Supplied material »
══════

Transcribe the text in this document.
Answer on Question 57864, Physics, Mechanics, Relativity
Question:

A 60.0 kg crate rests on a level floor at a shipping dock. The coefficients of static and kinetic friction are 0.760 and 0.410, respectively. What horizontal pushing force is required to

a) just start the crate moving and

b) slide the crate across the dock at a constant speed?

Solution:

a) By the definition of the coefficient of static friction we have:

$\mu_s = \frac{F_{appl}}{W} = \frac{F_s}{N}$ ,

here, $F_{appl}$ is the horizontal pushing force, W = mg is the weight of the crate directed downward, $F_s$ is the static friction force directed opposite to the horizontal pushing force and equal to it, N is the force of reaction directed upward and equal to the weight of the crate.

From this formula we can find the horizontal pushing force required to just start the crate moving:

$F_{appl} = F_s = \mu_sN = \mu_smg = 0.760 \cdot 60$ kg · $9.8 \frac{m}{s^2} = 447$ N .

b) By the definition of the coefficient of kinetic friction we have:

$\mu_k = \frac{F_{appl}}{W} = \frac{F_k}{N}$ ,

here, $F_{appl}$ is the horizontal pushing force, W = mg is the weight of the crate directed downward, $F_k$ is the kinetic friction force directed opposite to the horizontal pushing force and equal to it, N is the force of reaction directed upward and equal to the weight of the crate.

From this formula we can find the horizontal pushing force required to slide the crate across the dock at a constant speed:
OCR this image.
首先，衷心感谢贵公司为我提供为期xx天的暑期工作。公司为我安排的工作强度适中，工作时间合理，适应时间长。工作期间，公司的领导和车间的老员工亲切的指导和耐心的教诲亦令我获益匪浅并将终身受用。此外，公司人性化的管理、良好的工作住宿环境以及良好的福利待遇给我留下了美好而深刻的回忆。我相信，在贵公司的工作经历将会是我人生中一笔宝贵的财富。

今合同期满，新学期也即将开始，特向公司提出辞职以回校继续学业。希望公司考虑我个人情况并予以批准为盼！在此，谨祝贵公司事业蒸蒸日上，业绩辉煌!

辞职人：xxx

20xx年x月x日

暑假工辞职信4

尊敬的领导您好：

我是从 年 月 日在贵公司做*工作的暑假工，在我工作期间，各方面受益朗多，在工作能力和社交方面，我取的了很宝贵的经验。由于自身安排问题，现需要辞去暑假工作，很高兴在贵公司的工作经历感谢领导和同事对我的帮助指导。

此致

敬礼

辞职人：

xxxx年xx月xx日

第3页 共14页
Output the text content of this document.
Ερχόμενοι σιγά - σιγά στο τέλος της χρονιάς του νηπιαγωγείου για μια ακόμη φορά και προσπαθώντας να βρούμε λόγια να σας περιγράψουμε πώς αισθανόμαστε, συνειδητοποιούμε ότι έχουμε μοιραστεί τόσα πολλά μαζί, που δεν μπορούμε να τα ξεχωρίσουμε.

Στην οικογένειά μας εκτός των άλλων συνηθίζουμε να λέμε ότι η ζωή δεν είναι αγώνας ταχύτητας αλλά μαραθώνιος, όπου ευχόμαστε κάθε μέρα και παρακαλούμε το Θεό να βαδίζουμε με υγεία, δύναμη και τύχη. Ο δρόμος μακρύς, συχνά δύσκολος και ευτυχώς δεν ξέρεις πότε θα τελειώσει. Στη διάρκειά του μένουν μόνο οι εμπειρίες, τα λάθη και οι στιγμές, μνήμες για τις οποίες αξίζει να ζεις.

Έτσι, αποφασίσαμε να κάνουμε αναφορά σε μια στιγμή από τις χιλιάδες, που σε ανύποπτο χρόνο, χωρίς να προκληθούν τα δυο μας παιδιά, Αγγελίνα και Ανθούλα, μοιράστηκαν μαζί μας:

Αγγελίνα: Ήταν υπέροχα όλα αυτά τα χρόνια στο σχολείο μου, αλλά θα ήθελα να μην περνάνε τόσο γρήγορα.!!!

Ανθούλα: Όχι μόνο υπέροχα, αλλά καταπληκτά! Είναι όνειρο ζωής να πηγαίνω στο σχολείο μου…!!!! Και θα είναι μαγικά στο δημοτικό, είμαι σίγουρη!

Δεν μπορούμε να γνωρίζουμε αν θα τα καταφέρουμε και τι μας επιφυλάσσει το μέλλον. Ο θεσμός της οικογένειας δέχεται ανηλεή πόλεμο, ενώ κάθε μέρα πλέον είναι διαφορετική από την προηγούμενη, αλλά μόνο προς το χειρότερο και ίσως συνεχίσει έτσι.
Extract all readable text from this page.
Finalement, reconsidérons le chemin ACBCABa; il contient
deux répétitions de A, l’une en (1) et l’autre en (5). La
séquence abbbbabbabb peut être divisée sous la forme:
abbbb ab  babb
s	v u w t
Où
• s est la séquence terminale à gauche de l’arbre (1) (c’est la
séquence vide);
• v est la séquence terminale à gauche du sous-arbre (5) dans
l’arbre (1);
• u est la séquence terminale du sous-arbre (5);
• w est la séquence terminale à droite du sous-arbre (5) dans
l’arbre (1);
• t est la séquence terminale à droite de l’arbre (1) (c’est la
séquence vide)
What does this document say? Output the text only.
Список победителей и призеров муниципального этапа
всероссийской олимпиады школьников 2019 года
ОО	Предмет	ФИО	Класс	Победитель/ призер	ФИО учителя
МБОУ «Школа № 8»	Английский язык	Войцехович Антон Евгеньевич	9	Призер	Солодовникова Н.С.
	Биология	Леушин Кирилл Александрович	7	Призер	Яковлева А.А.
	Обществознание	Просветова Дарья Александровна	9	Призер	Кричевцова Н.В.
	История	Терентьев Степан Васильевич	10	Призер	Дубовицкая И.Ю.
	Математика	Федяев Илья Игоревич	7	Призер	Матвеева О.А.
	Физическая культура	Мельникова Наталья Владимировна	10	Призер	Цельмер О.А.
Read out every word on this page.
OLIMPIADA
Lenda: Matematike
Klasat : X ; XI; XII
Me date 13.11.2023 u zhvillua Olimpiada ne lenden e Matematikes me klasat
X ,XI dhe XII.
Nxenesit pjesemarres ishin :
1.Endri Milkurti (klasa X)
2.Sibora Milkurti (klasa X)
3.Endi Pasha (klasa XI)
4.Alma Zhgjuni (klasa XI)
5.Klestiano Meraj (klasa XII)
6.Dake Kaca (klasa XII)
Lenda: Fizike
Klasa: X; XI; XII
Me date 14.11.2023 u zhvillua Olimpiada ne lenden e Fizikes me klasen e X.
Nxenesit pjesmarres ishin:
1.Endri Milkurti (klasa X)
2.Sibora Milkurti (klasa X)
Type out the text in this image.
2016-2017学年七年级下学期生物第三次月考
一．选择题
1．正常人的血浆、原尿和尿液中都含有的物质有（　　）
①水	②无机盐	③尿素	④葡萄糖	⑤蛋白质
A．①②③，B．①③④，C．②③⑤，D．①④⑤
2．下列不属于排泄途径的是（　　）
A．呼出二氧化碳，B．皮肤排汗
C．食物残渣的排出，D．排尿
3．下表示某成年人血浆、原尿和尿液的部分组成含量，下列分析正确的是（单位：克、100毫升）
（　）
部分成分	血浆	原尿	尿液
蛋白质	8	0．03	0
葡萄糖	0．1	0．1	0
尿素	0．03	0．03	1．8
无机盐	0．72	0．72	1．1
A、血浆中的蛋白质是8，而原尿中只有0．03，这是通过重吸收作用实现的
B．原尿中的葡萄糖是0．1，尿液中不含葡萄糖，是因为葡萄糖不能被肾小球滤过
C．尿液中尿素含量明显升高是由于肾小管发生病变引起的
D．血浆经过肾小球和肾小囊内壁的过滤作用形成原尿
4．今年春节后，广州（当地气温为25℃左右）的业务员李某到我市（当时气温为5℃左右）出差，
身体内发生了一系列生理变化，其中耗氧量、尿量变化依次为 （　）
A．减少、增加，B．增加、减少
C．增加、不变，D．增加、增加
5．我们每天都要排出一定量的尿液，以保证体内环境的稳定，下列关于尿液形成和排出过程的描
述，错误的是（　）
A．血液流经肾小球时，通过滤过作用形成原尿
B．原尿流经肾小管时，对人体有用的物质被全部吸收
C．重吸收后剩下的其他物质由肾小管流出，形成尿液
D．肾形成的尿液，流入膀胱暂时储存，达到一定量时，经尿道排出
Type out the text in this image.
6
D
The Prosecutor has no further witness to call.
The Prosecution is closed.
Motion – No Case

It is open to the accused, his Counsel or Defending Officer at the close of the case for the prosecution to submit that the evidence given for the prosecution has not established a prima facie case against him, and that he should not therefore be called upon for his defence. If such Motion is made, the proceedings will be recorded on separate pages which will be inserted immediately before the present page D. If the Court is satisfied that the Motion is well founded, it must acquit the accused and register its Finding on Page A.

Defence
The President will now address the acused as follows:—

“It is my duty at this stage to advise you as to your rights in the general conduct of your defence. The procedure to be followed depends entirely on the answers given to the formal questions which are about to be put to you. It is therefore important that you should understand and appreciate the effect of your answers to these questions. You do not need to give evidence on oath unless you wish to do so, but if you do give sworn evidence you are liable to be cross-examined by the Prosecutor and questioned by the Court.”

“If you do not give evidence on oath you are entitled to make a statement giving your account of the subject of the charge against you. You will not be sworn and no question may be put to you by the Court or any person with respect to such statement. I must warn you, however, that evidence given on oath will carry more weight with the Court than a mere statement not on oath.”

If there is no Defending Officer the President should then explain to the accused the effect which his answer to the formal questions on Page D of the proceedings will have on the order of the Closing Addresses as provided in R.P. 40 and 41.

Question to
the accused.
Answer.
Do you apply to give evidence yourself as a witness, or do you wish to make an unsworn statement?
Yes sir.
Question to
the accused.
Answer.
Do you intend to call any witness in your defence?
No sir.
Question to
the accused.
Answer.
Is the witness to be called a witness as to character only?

══════

Task requirements » Read the data above. Pull out each line in which the string "document" appears.

Written answer »
Transcribe the text in this document.
Output the text content of this document.
What does this document say? Output the text only.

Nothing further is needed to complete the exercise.